Directions:
Repeat the whole listing below, word for word.

---------- Extracted records

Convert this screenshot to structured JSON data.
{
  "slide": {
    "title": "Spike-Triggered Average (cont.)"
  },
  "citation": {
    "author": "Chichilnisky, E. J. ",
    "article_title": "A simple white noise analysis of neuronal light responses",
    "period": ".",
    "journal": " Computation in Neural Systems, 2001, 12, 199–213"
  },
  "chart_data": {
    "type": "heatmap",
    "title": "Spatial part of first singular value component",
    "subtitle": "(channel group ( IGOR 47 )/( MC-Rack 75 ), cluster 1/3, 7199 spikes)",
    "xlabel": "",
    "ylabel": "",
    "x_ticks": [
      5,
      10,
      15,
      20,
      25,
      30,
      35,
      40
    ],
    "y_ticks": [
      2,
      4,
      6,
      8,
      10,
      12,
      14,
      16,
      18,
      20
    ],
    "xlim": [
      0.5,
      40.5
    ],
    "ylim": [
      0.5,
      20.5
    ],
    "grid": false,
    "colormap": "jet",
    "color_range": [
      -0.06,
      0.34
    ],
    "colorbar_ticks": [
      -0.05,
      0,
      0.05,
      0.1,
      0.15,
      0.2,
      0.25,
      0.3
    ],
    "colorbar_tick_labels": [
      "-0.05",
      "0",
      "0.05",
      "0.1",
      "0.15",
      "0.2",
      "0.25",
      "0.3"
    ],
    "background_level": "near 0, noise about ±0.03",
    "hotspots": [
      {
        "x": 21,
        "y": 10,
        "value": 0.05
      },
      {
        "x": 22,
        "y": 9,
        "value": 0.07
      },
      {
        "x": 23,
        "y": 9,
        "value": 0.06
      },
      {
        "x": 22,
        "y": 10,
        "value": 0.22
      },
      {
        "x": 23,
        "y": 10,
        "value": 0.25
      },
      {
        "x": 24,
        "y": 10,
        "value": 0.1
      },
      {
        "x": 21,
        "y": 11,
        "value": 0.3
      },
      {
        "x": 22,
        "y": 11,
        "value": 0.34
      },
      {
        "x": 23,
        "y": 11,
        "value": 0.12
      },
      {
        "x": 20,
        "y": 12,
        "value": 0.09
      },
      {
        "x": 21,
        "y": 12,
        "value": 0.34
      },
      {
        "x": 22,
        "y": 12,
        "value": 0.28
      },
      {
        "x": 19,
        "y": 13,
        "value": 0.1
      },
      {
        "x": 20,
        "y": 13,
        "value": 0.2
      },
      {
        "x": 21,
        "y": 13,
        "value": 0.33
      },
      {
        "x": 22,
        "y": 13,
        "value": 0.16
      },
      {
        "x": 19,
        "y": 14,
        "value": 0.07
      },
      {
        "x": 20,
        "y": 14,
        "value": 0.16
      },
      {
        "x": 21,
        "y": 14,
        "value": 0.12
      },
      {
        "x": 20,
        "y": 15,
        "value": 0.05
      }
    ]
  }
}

--------------------

Solution for this task:
Convert this screenshot to structured JSON data.
{
  "slide": {
    "title": "Spike-Triggered Average (cont.)"
  },
  "citation": {
    "author": "Chichilnisky, E. J. ",
    "article_title": "A simple white noise analysis of neuronal light responses",
    "period": ".",
    "journal": " Computation in Neural Systems, 2001, 12, 199–213"
  },
  "chart_data": {
    "type": "heatmap",
    "title": "Spatial part of first singular value component",
    "subtitle": "(channel group ( IGOR 47 )/( MC-Rack 75 ), cluster 1/3, 7199 spikes)",
    "xlabel": "",
    "ylabel": "",
    "x_ticks": [
      5,
      10,
      15,
      20,
      25,
      30,
      35,
      40
    ],
    "y_ticks": [
      2,
      4,
      6,
      8,
      10,
      12,
      14,
      16,
      18,
      20
    ],
    "xlim": [
      0.5,
      40.5
    ],
    "ylim": [
      0.5,
      20.5
    ],
    "grid": false,
    "colormap": "jet",
    "color_range": [
      -0.06,
      0.34
    ],
    "colorbar_ticks": [
      -0.05,
      0,
      0.05,
      0.1,
      0.15,
      0.2,
      0.25,
      0.3
    ],
    "colorbar_tick_labels": [
      "-0.05",
      "0",
      "0.05",
      "0.1",
      "0.15",
      "0.2",
      "0.25",
      "0.3"
    ],
    "background_level": "near 0, noise about ±0.03",
    "hotspots": [
      {
        "x": 21,
        "y": 10,
        "value": 0.05
      },
      {
        "x": 22,
        "y": 9,
        "value": 0.07
      },
      {
        "x": 23,
        "y": 9,
        "value": 0.06
      },
      {
        "x": 22,
        "y": 10,
        "value": 0.22
      },
      {
        "x": 23,
        "y": 10,
        "value": 0.25
      },
      {
        "x": 24,
        "y": 10,
        "value": 0.1
      },
      {
        "x": 21,
        "y": 11,
        "value": 0.3
      },
      {
        "x": 22,
        "y": 11,
        "value": 0.34
      },
      {
        "x": 23,
        "y": 11,
        "value": 0.12
      },
      {
        "x": 20,
        "y": 12,
        "value": 0.09
      },
      {
        "x": 21,
        "y": 12,
        "value": 0.34
      },
      {
        "x": 22,
        "y": 12,
        "value": 0.28
      },
      {
        "x": 19,
        "y": 13,
        "value": 0.1
      },
      {
        "x": 20,
        "y": 13,
        "value": 0.2
      },
      {
        "x": 21,
        "y": 13,
        "value": 0.33
      },
      {
        "x": 22,
        "y": 13,
        "value": 0.16
      },
      {
        "x": 19,
        "y": 14,
        "value": 0.07
      },
      {
        "x": 20,
        "y": 14,
        "value": 0.16
      },
      {
        "x": 21,
        "y": 14,
        "value": 0.12
      },
      {
        "x": 20,
        "y": 15,
        "value": 0.05
      }
    ]
  }
}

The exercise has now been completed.